Indica si cada afirmación concuerda con el texto sobre la belleza y la liturgia que aparece más abajo. Responde sí o no y cita literalmente las palabras que lo deciden.
(a) La estética es un mero añadido a la liturgia.
(b) Dios derrama su belleza en sus criaturas.
(c) En la cita de las Confesiones, quien habla buscaba a Dios dentro de sí mismo.

**TEXTO PROPORCIONADO**:
------------------------

Como la estética no es un mero añadido, sino la cualidad de la misma belleza, y ésta es propia de la liturgia, habremos de ver una "Teología estética" que sea auténtica.
La liturgia, por su naturaleza, por su objeto, por su fin incluso, es bella en sí misma, posee belleza.
2. Teología estética
La
belleza es algo constitutivo de Dios. Dios es la belleza perfecta, hermosura
increada, que es reflejada en sus obras, en la creación, en la persona humana,
en la Redención,
en Jesucristo (eres el más bello de los hombres),
en la Iglesia
(sin mancha ni arruga).
Dios
derrama su belleza en sus criaturas. Dios mismo, como Belleza y Hermosura, nos
introduce en su estética divina, el amor, el orden, la unidad, la gracia; es
definido como Belleza en uno de los textos más bellos de la literatura
cristiana:
“¡Tarde
te amé, Belleza siempre antigua y siempre nueva! Tarde te amé. Tú estabas
dentro de mí, pero yo andaba fuera de mí mismo, y allá afuera te andaba
buscando. Me lanzaba sobre estas cosas hermosas que Tú creaste. Tú estabas
conmigo, pero yo no estaba contigo… Pero Tú me llamaste, y más tarde me
gritaste, hasta romper finalmente mi sordera. Con tu fulgor espléndido pusiste
en fuga mi ceguera. Tu fragancia penetró en mi respiración y ahora suspiro por
ti. Gusté tu sabor y por eso ahora tengo más hambre y más sed de ese gusto. Me
tocaste, y con tu tacto, me encendiste en tu paz” (S. Agustín, Confes., lib.

------------------------

**DATOS SIN PROCESAR**:
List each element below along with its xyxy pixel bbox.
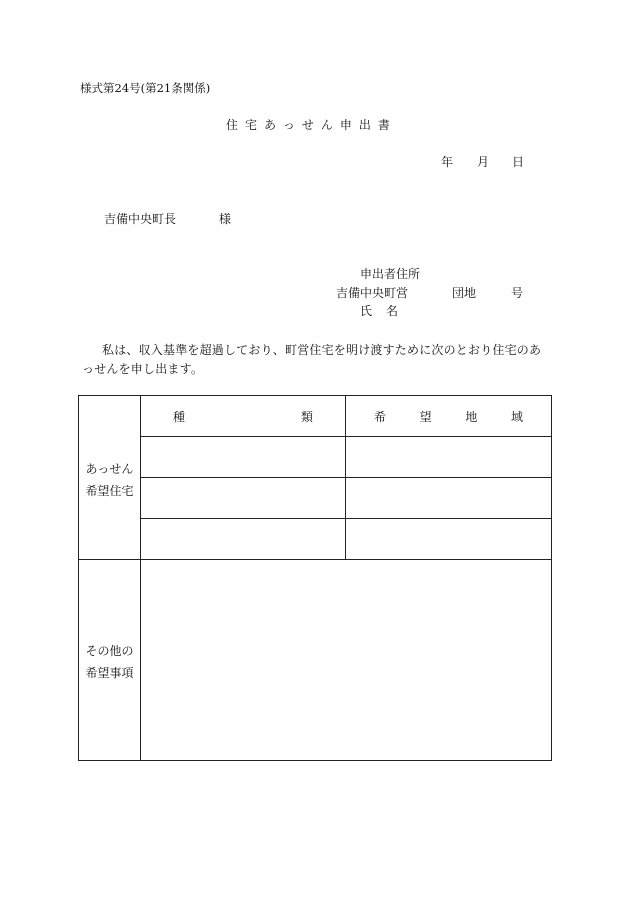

------------------------

**EJERCICIO RESUELTO**:
(a) No: «la estética no es un mero añadido, sino la cualidad de la misma belleza».
(b) Sí: «Dios derrama su belleza en sus criaturas».
(c) No: «Tú estabas dentro de mí, pero yo andaba fuera de mí mismo, y allá afuera te andaba buscando».